What is being asked:
Restate the entire listing word for word.

******************************

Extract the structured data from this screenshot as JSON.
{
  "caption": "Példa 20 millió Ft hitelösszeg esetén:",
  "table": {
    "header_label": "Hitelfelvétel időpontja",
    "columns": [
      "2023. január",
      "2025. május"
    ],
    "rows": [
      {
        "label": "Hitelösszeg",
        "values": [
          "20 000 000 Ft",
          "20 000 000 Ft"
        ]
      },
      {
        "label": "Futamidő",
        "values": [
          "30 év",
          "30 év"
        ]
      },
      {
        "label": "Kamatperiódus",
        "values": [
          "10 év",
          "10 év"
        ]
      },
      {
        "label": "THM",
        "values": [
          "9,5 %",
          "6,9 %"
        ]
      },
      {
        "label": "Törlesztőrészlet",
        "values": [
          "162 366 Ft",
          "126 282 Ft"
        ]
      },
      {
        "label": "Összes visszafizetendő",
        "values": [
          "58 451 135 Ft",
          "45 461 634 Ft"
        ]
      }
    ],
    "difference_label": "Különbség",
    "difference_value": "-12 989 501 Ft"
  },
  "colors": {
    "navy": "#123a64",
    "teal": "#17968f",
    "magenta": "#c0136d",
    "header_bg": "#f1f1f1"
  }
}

******************************

Answer:
Extract the structured data from this screenshot as JSON.
{
  "caption": "Példa 20 millió Ft hitelösszeg esetén:",
  "table": {
    "header_label": "Hitelfelvétel időpontja",
    "columns": [
      "2023. január",
      "2025. május"
    ],
    "rows": [
      {
        "label": "Hitelösszeg",
        "values": [
          "20 000 000 Ft",
          "20 000 000 Ft"
        ]
      },
      {
        "label": "Futamidő",
        "values": [
          "30 év",
          "30 év"
        ]
      },
      {
        "label": "Kamatperiódus",
        "values": [
          "10 év",
          "10 év"
        ]
      },
      {
        "label": "THM",
        "values": [
          "9,5 %",
          "6,9 %"
        ]
      },
      {
        "label": "Törlesztőrészlet",
        "values": [
          "162 366 Ft",
          "126 282 Ft"
        ]
      },
      {
        "label": "Összes visszafizetendő",
        "values": [
          "58 451 135 Ft",
          "45 461 634 Ft"
        ]
      }
    ],
    "difference_label": "Különbség",
    "difference_value": "-12 989 501 Ft"
  },
  "colors": {
    "navy": "#123a64",
    "teal": "#17968f",
    "magenta": "#c0136d",
    "header_bg": "#f1f1f1"
  }
}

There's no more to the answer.